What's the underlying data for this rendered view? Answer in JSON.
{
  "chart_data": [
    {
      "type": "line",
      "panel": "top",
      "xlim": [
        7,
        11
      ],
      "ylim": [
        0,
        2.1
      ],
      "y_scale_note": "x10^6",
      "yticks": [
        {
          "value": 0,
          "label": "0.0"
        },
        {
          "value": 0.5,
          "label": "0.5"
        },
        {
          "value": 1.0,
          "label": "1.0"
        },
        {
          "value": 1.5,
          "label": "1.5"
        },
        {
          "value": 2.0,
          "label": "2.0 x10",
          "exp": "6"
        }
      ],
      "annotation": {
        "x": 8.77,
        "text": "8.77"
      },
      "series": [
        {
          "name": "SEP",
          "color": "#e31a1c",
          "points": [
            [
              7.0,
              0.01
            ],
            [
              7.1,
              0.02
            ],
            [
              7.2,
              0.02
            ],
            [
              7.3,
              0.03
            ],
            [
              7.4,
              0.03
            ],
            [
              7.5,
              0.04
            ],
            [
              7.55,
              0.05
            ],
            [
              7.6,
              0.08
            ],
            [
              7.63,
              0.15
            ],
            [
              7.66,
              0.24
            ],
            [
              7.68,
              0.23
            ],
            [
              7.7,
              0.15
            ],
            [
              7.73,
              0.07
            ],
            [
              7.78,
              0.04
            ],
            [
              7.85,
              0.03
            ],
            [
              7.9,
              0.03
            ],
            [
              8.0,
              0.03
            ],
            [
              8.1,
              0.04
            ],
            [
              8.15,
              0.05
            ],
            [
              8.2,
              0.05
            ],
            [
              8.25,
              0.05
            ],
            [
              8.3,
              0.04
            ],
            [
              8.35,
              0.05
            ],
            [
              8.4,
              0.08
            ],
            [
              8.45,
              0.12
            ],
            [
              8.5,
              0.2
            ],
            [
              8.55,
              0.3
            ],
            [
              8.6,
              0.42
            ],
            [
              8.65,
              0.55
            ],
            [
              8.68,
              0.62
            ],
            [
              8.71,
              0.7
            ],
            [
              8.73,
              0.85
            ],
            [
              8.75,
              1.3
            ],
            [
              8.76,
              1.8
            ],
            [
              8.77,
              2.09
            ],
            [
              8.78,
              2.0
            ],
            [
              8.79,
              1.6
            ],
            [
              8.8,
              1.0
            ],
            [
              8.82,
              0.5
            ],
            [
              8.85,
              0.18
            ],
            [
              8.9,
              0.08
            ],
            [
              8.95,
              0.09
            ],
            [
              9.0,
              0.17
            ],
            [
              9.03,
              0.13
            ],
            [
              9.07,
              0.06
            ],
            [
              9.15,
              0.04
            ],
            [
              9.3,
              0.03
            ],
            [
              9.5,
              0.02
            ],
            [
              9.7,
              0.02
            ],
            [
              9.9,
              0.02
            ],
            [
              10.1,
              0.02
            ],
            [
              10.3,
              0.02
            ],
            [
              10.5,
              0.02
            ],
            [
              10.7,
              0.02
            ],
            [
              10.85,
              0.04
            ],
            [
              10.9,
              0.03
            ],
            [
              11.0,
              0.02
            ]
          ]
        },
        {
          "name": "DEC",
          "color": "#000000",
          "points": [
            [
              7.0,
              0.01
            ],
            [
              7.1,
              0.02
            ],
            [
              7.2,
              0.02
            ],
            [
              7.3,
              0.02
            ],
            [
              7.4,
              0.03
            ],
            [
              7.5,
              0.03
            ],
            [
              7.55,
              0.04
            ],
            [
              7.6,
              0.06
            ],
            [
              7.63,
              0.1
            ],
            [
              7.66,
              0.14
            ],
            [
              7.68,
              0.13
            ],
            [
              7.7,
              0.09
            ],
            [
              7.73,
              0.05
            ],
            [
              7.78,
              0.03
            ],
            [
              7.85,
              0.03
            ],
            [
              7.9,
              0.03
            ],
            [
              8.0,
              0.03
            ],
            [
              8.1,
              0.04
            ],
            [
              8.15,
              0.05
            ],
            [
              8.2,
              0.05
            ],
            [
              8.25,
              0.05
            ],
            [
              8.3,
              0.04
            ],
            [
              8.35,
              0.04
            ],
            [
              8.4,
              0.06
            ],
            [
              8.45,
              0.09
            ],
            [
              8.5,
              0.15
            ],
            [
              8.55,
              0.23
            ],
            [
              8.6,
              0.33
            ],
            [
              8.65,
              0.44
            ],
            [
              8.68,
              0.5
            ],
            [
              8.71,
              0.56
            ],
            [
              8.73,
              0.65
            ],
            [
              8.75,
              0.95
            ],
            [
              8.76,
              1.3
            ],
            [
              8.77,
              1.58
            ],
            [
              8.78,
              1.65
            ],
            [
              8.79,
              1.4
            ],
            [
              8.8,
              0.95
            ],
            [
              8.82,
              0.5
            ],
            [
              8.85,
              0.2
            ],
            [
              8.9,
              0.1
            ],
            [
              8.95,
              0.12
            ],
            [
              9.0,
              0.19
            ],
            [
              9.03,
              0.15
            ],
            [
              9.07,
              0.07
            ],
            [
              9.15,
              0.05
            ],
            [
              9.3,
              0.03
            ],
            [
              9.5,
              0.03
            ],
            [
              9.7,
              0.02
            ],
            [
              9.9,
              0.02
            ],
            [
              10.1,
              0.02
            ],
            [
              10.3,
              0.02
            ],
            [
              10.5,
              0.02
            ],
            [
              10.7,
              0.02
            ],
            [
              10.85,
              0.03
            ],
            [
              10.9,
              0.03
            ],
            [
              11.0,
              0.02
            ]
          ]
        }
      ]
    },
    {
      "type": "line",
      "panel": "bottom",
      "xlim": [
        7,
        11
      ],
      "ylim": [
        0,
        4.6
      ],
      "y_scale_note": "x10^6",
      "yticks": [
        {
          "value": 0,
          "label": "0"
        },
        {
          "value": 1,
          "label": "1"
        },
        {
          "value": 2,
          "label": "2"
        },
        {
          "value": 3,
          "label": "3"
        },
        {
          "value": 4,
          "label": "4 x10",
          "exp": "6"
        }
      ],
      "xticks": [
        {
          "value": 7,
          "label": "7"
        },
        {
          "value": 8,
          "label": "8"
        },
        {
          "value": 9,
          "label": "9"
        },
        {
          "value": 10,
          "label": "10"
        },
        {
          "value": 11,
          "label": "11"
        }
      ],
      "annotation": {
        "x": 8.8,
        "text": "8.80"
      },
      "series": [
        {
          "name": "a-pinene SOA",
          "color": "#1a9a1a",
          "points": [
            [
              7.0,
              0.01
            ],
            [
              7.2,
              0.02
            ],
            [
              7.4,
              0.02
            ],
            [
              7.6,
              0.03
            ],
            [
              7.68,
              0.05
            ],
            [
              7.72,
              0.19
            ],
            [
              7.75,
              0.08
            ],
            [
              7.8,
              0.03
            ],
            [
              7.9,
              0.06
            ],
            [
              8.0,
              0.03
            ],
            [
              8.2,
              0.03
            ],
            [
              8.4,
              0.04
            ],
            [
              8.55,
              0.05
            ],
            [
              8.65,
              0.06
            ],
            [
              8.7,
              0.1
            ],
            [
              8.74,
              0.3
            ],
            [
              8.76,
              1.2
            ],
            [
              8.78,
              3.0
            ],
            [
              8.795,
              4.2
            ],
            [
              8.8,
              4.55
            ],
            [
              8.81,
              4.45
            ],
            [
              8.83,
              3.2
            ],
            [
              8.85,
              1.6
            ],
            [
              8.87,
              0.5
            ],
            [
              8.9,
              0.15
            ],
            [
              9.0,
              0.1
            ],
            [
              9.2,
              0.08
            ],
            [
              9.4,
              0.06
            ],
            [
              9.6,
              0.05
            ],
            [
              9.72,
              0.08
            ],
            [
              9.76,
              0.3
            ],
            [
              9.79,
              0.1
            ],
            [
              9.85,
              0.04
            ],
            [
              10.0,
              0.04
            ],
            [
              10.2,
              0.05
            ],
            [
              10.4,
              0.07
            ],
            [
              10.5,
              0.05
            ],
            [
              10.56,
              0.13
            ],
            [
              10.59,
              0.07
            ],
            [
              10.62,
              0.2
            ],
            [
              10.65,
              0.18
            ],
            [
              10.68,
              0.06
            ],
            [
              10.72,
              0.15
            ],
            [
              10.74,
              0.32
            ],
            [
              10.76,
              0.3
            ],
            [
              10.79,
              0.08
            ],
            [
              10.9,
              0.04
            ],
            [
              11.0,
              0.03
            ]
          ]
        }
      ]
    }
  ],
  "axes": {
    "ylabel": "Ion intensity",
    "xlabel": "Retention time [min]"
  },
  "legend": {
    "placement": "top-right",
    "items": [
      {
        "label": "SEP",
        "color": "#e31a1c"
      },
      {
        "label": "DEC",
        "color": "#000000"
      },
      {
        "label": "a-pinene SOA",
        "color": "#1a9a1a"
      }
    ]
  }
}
#####
▸ EXERCISE PROMPT
What is the number of lines in the records that contain "color"? Give that number only.

▸ EXERCISE ANSWER
6